(Data entries)
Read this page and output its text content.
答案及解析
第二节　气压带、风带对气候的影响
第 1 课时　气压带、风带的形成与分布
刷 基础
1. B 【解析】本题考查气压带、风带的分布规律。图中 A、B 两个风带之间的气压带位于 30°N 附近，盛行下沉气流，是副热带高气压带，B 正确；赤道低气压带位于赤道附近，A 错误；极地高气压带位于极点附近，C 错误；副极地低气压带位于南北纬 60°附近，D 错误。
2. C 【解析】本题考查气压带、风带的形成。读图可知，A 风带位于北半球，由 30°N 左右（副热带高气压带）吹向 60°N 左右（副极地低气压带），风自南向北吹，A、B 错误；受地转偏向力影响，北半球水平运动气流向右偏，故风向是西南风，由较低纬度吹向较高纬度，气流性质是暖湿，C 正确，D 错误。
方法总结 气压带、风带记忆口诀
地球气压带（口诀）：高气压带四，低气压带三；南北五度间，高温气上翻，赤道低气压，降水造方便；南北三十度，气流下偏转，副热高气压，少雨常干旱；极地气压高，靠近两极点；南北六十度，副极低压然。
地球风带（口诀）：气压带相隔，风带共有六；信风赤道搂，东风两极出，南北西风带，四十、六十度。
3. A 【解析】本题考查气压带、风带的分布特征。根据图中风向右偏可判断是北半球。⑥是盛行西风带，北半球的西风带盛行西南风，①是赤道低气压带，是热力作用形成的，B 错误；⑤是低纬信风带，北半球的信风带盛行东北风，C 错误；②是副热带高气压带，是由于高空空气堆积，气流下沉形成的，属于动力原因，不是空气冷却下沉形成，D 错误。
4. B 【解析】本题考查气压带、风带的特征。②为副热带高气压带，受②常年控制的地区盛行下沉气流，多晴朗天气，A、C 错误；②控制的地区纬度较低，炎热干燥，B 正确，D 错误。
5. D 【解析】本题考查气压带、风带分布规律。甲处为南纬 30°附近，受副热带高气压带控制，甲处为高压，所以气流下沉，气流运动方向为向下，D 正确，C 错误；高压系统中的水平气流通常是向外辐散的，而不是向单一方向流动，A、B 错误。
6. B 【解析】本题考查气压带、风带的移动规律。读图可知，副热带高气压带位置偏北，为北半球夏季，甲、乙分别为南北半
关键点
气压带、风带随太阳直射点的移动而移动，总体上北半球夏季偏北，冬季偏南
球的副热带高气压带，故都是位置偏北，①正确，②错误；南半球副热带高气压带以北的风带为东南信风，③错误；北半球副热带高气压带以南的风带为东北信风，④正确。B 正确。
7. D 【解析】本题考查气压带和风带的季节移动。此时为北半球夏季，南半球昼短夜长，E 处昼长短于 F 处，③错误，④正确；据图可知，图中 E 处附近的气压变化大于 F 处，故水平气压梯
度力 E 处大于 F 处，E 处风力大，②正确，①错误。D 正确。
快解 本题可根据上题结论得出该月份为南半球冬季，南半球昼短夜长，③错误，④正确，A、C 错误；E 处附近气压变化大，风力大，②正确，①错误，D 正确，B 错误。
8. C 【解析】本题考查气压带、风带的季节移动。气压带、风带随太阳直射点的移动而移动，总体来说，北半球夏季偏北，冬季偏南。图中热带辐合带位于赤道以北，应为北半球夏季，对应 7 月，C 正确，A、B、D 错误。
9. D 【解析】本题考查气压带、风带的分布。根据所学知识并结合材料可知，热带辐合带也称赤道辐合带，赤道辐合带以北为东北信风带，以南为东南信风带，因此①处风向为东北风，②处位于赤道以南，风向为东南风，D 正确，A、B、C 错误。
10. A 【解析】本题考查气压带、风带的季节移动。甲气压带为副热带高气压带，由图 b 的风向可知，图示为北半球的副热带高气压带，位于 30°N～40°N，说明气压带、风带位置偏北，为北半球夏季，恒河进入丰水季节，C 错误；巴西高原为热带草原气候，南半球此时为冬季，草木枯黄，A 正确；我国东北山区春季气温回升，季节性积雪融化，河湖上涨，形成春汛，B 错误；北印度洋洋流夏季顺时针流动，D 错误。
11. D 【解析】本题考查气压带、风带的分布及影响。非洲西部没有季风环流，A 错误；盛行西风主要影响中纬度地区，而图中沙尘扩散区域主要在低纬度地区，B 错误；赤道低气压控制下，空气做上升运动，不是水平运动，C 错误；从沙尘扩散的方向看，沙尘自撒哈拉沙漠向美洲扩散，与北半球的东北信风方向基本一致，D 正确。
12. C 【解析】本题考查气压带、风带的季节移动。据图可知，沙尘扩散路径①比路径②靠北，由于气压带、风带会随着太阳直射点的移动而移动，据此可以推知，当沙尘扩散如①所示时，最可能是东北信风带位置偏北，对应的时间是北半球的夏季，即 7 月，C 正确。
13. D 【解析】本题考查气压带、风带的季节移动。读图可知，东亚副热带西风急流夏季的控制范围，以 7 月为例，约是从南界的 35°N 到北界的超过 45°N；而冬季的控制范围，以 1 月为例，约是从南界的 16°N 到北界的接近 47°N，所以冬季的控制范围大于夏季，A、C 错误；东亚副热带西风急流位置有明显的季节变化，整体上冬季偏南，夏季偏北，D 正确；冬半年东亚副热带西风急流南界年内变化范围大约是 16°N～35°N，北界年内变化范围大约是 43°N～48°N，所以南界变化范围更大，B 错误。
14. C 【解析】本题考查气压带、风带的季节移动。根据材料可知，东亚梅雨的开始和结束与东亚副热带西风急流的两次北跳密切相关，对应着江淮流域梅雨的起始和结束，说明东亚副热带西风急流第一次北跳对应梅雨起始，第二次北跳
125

= Task directions =
Please repeat the listing exactly, with nothing left out.

= Response =
Read this page and output its text content.
答案及解析
第二节　气压带、风带对气候的影响
第 1 课时　气压带、风带的形成与分布
刷 基础
1. B 【解析】本题考查气压带、风带的分布规律。图中 A、B 两个风带之间的气压带位于 30°N 附近，盛行下沉气流，是副热带高气压带，B 正确；赤道低气压带位于赤道附近，A 错误；极地高气压带位于极点附近，C 错误；副极地低气压带位于南北纬 60°附近，D 错误。
2. C 【解析】本题考查气压带、风带的形成。读图可知，A 风带位于北半球，由 30°N 左右（副热带高气压带）吹向 60°N 左右（副极地低气压带），风自南向北吹，A、B 错误；受地转偏向力影响，北半球水平运动气流向右偏，故风向是西南风，由较低纬度吹向较高纬度，气流性质是暖湿，C 正确，D 错误。
方法总结 气压带、风带记忆口诀
地球气压带（口诀）：高气压带四，低气压带三；南北五度间，高温气上翻，赤道低气压，降水造方便；南北三十度，气流下偏转，副热高气压，少雨常干旱；极地气压高，靠近两极点；南北六十度，副极低压然。
地球风带（口诀）：气压带相隔，风带共有六；信风赤道搂，东风两极出，南北西风带，四十、六十度。
3. A 【解析】本题考查气压带、风带的分布特征。根据图中风向右偏可判断是北半球。⑥是盛行西风带，北半球的西风带盛行西南风，①是赤道低气压带，是热力作用形成的，B 错误；⑤是低纬信风带，北半球的信风带盛行东北风，C 错误；②是副热带高气压带，是由于高空空气堆积，气流下沉形成的，属于动力原因，不是空气冷却下沉形成，D 错误。
4. B 【解析】本题考查气压带、风带的特征。②为副热带高气压带，受②常年控制的地区盛行下沉气流，多晴朗天气，A、C 错误；②控制的地区纬度较低，炎热干燥，B 正确，D 错误。
5. D 【解析】本题考查气压带、风带分布规律。甲处为南纬 30°附近，受副热带高气压带控制，甲处为高压，所以气流下沉，气流运动方向为向下，D 正确，C 错误；高压系统中的水平气流通常是向外辐散的，而不是向单一方向流动，A、B 错误。
6. B 【解析】本题考查气压带、风带的移动规律。读图可知，副热带高气压带位置偏北，为北半球夏季，甲、乙分别为南北半
关键点
气压带、风带随太阳直射点的移动而移动，总体上北半球夏季偏北，冬季偏南
球的副热带高气压带，故都是位置偏北，①正确，②错误；南半球副热带高气压带以北的风带为东南信风，③错误；北半球副热带高气压带以南的风带为东北信风，④正确。B 正确。
7. D 【解析】本题考查气压带和风带的季节移动。此时为北半球夏季，南半球昼短夜长，E 处昼长短于 F 处，③错误，④正确；据图可知，图中 E 处附近的气压变化大于 F 处，故水平气压梯
度力 E 处大于 F 处，E 处风力大，②正确，①错误。D 正确。
快解 本题可根据上题结论得出该月份为南半球冬季，南半球昼短夜长，③错误，④正确，A、C 错误；E 处附近气压变化大，风力大，②正确，①错误，D 正确，B 错误。
8. C 【解析】本题考查气压带、风带的季节移动。气压带、风带随太阳直射点的移动而移动，总体来说，北半球夏季偏北，冬季偏南。图中热带辐合带位于赤道以北，应为北半球夏季，对应 7 月，C 正确，A、B、D 错误。
9. D 【解析】本题考查气压带、风带的分布。根据所学知识并结合材料可知，热带辐合带也称赤道辐合带，赤道辐合带以北为东北信风带，以南为东南信风带，因此①处风向为东北风，②处位于赤道以南，风向为东南风，D 正确，A、B、C 错误。
10. A 【解析】本题考查气压带、风带的季节移动。甲气压带为副热带高气压带，由图 b 的风向可知，图示为北半球的副热带高气压带，位于 30°N～40°N，说明气压带、风带位置偏北，为北半球夏季，恒河进入丰水季节，C 错误；巴西高原为热带草原气候，南半球此时为冬季，草木枯黄，A 正确；我国东北山区春季气温回升，季节性积雪融化，河湖上涨，形成春汛，B 错误；北印度洋洋流夏季顺时针流动，D 错误。
11. D 【解析】本题考查气压带、风带的分布及影响。非洲西部没有季风环流，A 错误；盛行西风主要影响中纬度地区，而图中沙尘扩散区域主要在低纬度地区，B 错误；赤道低气压控制下，空气做上升运动，不是水平运动，C 错误；从沙尘扩散的方向看，沙尘自撒哈拉沙漠向美洲扩散，与北半球的东北信风方向基本一致，D 正确。
12. C 【解析】本题考查气压带、风带的季节移动。据图可知，沙尘扩散路径①比路径②靠北，由于气压带、风带会随着太阳直射点的移动而移动，据此可以推知，当沙尘扩散如①所示时，最可能是东北信风带位置偏北，对应的时间是北半球的夏季，即 7 月，C 正确。
13. D 【解析】本题考查气压带、风带的季节移动。读图可知，东亚副热带西风急流夏季的控制范围，以 7 月为例，约是从南界的 35°N 到北界的超过 45°N；而冬季的控制范围，以 1 月为例，约是从南界的 16°N 到北界的接近 47°N，所以冬季的控制范围大于夏季，A、C 错误；东亚副热带西风急流位置有明显的季节变化，整体上冬季偏南，夏季偏北，D 正确；冬半年东亚副热带西风急流南界年内变化范围大约是 16°N～35°N，北界年内变化范围大约是 43°N～48°N，所以南界变化范围更大，B 错误。
14. C 【解析】本题考查气压带、风带的季节移动。根据材料可知，东亚梅雨的开始和结束与东亚副热带西风急流的两次北跳密切相关，对应着江淮流域梅雨的起始和结束，说明东亚副热带西风急流第一次北跳对应梅雨起始，第二次北跳
125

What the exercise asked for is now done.